* BEGIN *
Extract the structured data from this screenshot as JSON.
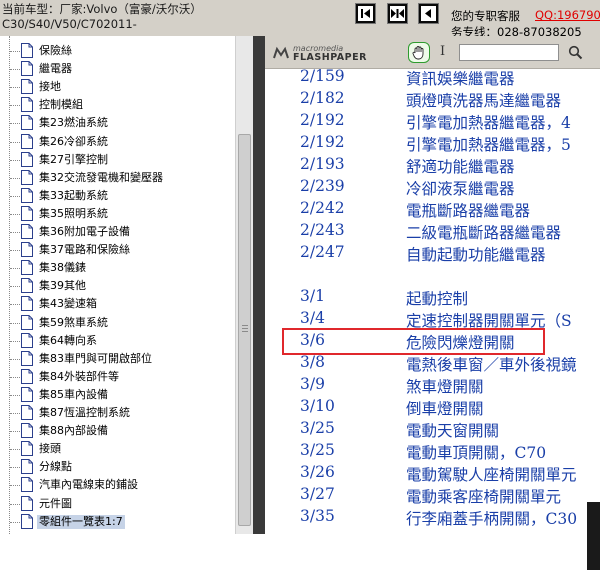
{
  "header": {
    "car_line1": "当前车型：厂家:Volvo（富豪/沃尔沃）",
    "car_line2": "C30/S40/V50/C702011-",
    "service_label": "您的专职客服",
    "qq_label": "QQ:196790",
    "hotline_label": "务专线：028-87038205",
    "nav_buttons": [
      {
        "name": "first-page-icon"
      },
      {
        "name": "expand-icon"
      },
      {
        "name": "previous-page-icon"
      }
    ]
  },
  "tree": {
    "items": [
      {
        "label": "保險絲"
      },
      {
        "label": "繼電器"
      },
      {
        "label": "接地"
      },
      {
        "label": "控制模組"
      },
      {
        "label": "集23燃油系統"
      },
      {
        "label": "集26冷卻系統"
      },
      {
        "label": "集27引擎控制"
      },
      {
        "label": "集32交流發電機和變壓器"
      },
      {
        "label": "集33起動系統"
      },
      {
        "label": "集35照明系統"
      },
      {
        "label": "集36附加電子設備"
      },
      {
        "label": "集37電路和保險絲"
      },
      {
        "label": "集38儀錶"
      },
      {
        "label": "集39其他"
      },
      {
        "label": "集43變速箱"
      },
      {
        "label": "集59煞車系統"
      },
      {
        "label": "集64轉向系"
      },
      {
        "label": "集83車門與可開啟部位"
      },
      {
        "label": "集84外裝部件等"
      },
      {
        "label": "集85車內設備"
      },
      {
        "label": "集87恆溫控制系統"
      },
      {
        "label": "集88內部設備"
      },
      {
        "label": "接頭"
      },
      {
        "label": "分線點"
      },
      {
        "label": "汽車內電線束的鋪設"
      },
      {
        "label": "元件圖"
      },
      {
        "label": "零組件一覽表1:7",
        "selected": true
      }
    ]
  },
  "viewer": {
    "logo_top": "macromedia",
    "logo_bottom": "FLASHPAPER",
    "text_tool": "I",
    "search_value": "",
    "lines": [
      {
        "page": "2/159",
        "title": "資訊娛樂繼電器"
      },
      {
        "page": "2/182",
        "title": "頭燈噴洗器馬達繼電器"
      },
      {
        "page": "2/192",
        "title": "引擎電加熱器繼電器，4"
      },
      {
        "page": "2/192",
        "title": "引擎電加熱器繼電器，5"
      },
      {
        "page": "2/193",
        "title": "舒適功能繼電器"
      },
      {
        "page": "2/239",
        "title": "冷卻液泵繼電器"
      },
      {
        "page": "2/242",
        "title": "電瓶斷路器繼電器"
      },
      {
        "page": "2/243",
        "title": "二級電瓶斷路器繼電器"
      },
      {
        "page": "2/247",
        "title": "自動起動功能繼電器"
      },
      {
        "page": "3/1",
        "title": "起動控制"
      },
      {
        "page": "3/4",
        "title": "定速控制器開關單元（S"
      },
      {
        "page": "3/6",
        "title": "危險閃爍燈開關"
      },
      {
        "page": "3/8",
        "title": "電熱後車窗／車外後視鏡"
      },
      {
        "page": "3/9",
        "title": "煞車燈開關"
      },
      {
        "page": "3/10",
        "title": "倒車燈開關"
      },
      {
        "page": "3/25",
        "title": "電動天窗開關"
      },
      {
        "page": "3/25",
        "title": "電動車頂開關，C70"
      },
      {
        "page": "3/26",
        "title": "電動駕駛人座椅開關單元"
      },
      {
        "page": "3/27",
        "title": "電動乘客座椅開關單元"
      },
      {
        "page": "3/35",
        "title": "行李廂蓋手柄開關，C30"
      }
    ]
  },
  "colors": {
    "doc_text": "#1a3fa8",
    "highlight_border": "#e0282c",
    "header_bg": "#d4d0c8",
    "qq_red": "#e00000"
  }
}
* END *
◆ Set task ◆
Without including the pictures, reproduce all entries exactly.

◆ Output below ◆
Extract the structured data from this screenshot as JSON.
{
  "header": {
    "car_line1": "当前车型：厂家:Volvo（富豪/沃尔沃）",
    "car_line2": "C30/S40/V50/C702011-",
    "service_label": "您的专职客服",
    "qq_label": "QQ:196790",
    "hotline_label": "务专线：028-87038205",
    "nav_buttons": [
      {
        "name": "first-page-icon"
      },
      {
        "name": "expand-icon"
      },
      {
        "name": "previous-page-icon"
      }
    ]
  },
  "tree": {
    "items": [
      {
        "label": "保險絲"
      },
      {
        "label": "繼電器"
      },
      {
        "label": "接地"
      },
      {
        "label": "控制模組"
      },
      {
        "label": "集23燃油系統"
      },
      {
        "label": "集26冷卻系統"
      },
      {
        "label": "集27引擎控制"
      },
      {
        "label": "集32交流發電機和變壓器"
      },
      {
        "label": "集33起動系統"
      },
      {
        "label": "集35照明系統"
      },
      {
        "label": "集36附加電子設備"
      },
      {
        "label": "集37電路和保險絲"
      },
      {
        "label": "集38儀錶"
      },
      {
        "label": "集39其他"
      },
      {
        "label": "集43變速箱"
      },
      {
        "label": "集59煞車系統"
      },
      {
        "label": "集64轉向系"
      },
      {
        "label": "集83車門與可開啟部位"
      },
      {
        "label": "集84外裝部件等"
      },
      {
        "label": "集85車內設備"
      },
      {
        "label": "集87恆溫控制系統"
      },
      {
        "label": "集88內部設備"
      },
      {
        "label": "接頭"
      },
      {
        "label": "分線點"
      },
      {
        "label": "汽車內電線束的鋪設"
      },
      {
        "label": "元件圖"
      },
      {
        "label": "零組件一覽表1:7",
        "selected": true
      }
    ]
  },
  "viewer": {
    "logo_top": "macromedia",
    "logo_bottom": "FLASHPAPER",
    "text_tool": "I",
    "search_value": "",
    "lines": [
      {
        "page": "2/159",
        "title": "資訊娛樂繼電器"
      },
      {
        "page": "2/182",
        "title": "頭燈噴洗器馬達繼電器"
      },
      {
        "page": "2/192",
        "title": "引擎電加熱器繼電器，4"
      },
      {
        "page": "2/192",
        "title": "引擎電加熱器繼電器，5"
      },
      {
        "page": "2/193",
        "title": "舒適功能繼電器"
      },
      {
        "page": "2/239",
        "title": "冷卻液泵繼電器"
      },
      {
        "page": "2/242",
        "title": "電瓶斷路器繼電器"
      },
      {
        "page": "2/243",
        "title": "二級電瓶斷路器繼電器"
      },
      {
        "page": "2/247",
        "title": "自動起動功能繼電器"
      },
      {
        "page": "3/1",
        "title": "起動控制"
      },
      {
        "page": "3/4",
        "title": "定速控制器開關單元（S"
      },
      {
        "page": "3/6",
        "title": "危險閃爍燈開關"
      },
      {
        "page": "3/8",
        "title": "電熱後車窗／車外後視鏡"
      },
      {
        "page": "3/9",
        "title": "煞車燈開關"
      },
      {
        "page": "3/10",
        "title": "倒車燈開關"
      },
      {
        "page": "3/25",
        "title": "電動天窗開關"
      },
      {
        "page": "3/25",
        "title": "電動車頂開關，C70"
      },
      {
        "page": "3/26",
        "title": "電動駕駛人座椅開關單元"
      },
      {
        "page": "3/27",
        "title": "電動乘客座椅開關單元"
      },
      {
        "page": "3/35",
        "title": "行李廂蓋手柄開關，C30"
      }
    ]
  },
  "colors": {
    "doc_text": "#1a3fa8",
    "highlight_border": "#e0282c",
    "header_bg": "#d4d0c8",
    "qq_red": "#e00000"
  }
}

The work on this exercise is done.